- TASK DETAILS -
Pick out each line of the records in which the word "Faturamento" appears.

§ §

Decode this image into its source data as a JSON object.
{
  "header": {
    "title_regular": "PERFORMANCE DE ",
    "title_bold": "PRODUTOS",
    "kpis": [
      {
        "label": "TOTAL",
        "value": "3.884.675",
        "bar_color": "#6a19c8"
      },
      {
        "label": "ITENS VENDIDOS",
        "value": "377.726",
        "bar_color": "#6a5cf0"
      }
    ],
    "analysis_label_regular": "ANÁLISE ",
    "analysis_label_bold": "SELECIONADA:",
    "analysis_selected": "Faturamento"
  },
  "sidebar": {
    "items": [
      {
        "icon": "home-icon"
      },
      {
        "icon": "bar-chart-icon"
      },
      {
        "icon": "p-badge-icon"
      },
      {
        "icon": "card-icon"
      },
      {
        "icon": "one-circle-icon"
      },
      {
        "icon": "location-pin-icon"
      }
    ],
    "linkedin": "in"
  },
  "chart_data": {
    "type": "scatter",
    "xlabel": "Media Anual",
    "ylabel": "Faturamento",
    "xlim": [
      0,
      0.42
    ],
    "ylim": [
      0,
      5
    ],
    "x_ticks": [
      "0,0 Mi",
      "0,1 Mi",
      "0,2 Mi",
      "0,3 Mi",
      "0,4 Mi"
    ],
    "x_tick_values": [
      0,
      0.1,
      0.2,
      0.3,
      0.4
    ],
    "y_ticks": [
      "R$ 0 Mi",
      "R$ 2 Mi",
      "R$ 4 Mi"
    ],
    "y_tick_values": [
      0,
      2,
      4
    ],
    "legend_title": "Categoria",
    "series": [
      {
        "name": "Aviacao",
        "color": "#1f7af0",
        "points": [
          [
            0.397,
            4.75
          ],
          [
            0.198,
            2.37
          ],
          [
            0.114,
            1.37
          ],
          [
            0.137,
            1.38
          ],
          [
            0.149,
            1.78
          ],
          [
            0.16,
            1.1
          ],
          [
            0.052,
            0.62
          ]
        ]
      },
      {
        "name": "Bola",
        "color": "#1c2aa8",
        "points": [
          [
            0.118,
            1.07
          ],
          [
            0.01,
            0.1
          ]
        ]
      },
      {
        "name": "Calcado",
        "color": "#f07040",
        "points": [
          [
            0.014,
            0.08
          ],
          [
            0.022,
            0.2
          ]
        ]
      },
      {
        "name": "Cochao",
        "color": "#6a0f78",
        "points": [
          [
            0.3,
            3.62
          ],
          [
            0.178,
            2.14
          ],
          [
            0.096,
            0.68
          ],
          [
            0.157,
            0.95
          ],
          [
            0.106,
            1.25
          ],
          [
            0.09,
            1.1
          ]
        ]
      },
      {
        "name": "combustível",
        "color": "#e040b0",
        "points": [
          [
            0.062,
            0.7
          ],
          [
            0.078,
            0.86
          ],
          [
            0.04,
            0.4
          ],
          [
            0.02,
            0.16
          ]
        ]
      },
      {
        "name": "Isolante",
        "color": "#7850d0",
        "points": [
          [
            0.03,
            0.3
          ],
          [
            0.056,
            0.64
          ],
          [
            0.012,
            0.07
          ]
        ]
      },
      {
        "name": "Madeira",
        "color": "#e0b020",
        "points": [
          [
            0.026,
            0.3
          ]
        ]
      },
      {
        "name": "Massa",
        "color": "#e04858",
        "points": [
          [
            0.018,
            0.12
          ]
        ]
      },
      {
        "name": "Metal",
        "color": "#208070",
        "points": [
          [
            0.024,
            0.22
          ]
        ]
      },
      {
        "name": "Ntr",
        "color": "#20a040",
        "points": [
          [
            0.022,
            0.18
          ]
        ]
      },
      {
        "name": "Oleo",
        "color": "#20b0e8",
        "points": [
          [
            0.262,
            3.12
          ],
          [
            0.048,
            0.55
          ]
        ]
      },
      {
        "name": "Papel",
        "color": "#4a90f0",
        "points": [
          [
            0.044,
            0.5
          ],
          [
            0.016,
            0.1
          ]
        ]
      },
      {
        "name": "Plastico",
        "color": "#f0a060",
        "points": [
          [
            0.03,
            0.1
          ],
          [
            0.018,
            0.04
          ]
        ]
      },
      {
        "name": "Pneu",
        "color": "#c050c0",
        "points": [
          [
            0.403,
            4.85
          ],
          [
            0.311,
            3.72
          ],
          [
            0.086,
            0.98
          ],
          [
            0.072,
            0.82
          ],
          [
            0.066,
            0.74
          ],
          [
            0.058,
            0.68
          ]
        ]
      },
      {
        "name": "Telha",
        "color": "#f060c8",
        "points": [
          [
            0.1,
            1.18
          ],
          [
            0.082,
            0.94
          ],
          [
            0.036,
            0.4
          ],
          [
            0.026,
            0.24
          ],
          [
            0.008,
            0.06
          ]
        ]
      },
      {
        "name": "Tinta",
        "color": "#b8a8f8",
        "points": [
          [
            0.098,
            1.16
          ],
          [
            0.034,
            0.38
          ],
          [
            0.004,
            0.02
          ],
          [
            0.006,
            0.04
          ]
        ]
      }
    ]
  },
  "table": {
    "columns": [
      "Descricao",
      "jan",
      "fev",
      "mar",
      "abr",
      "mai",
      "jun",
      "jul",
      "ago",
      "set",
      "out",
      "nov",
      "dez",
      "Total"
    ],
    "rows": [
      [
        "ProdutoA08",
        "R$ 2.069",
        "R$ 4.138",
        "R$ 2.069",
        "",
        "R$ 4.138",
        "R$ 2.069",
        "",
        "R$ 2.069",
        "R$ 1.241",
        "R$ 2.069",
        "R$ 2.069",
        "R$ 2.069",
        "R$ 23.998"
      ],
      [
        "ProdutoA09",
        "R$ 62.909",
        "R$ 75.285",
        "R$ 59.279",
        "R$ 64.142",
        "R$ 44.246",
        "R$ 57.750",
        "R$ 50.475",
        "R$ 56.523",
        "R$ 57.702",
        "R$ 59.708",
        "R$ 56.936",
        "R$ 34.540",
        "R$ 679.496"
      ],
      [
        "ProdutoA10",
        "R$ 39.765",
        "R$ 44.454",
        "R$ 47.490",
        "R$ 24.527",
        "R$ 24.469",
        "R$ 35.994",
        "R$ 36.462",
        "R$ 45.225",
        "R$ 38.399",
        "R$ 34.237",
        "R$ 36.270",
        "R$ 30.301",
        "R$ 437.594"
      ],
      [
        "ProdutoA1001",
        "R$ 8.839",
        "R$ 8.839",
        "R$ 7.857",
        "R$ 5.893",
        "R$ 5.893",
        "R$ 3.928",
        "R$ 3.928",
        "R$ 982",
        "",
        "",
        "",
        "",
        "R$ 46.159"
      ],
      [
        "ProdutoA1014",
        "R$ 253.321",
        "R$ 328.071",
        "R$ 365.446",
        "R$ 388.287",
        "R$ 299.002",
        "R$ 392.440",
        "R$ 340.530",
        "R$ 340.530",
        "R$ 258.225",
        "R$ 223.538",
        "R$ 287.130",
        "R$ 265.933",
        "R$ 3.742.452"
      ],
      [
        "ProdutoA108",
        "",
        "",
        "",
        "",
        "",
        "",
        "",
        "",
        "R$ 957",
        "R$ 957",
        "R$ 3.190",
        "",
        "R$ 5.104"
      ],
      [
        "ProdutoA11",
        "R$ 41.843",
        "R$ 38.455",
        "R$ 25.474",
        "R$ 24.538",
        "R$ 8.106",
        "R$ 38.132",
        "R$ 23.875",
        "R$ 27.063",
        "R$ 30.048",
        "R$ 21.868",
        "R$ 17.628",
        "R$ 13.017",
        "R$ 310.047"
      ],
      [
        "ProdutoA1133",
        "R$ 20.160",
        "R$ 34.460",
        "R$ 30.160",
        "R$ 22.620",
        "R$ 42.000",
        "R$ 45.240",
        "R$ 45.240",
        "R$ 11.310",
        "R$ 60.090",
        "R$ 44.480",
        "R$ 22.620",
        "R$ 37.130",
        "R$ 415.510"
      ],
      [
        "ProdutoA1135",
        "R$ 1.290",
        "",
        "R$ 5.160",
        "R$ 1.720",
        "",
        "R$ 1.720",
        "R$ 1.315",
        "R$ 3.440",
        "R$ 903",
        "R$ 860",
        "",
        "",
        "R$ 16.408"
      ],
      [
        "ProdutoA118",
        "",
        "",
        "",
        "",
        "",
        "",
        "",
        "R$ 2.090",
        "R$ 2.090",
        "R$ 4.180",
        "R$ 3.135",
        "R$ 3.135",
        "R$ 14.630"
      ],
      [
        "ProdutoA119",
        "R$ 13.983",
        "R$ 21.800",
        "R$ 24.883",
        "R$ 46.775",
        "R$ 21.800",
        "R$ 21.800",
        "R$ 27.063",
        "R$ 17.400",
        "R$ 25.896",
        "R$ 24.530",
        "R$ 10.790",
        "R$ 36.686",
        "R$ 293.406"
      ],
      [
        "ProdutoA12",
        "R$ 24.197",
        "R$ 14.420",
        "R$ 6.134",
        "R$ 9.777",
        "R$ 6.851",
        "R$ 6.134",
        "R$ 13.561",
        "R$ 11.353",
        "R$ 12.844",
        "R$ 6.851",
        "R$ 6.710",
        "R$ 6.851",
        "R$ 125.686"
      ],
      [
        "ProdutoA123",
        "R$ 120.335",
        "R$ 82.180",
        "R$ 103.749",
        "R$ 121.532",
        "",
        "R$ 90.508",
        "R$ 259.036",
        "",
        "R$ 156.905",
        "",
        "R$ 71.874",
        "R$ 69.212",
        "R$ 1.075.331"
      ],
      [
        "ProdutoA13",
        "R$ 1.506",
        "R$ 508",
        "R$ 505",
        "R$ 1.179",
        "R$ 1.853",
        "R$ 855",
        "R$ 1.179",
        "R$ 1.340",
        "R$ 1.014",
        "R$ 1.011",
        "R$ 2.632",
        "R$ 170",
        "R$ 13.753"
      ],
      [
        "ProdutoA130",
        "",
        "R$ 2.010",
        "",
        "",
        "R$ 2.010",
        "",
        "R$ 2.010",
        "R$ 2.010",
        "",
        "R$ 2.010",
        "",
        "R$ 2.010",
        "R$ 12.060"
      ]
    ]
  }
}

§ §

- RESPONSE FOR THIS EXERCISE -
    "analysis_selected": "Faturamento"
    "ylabel": "Faturamento",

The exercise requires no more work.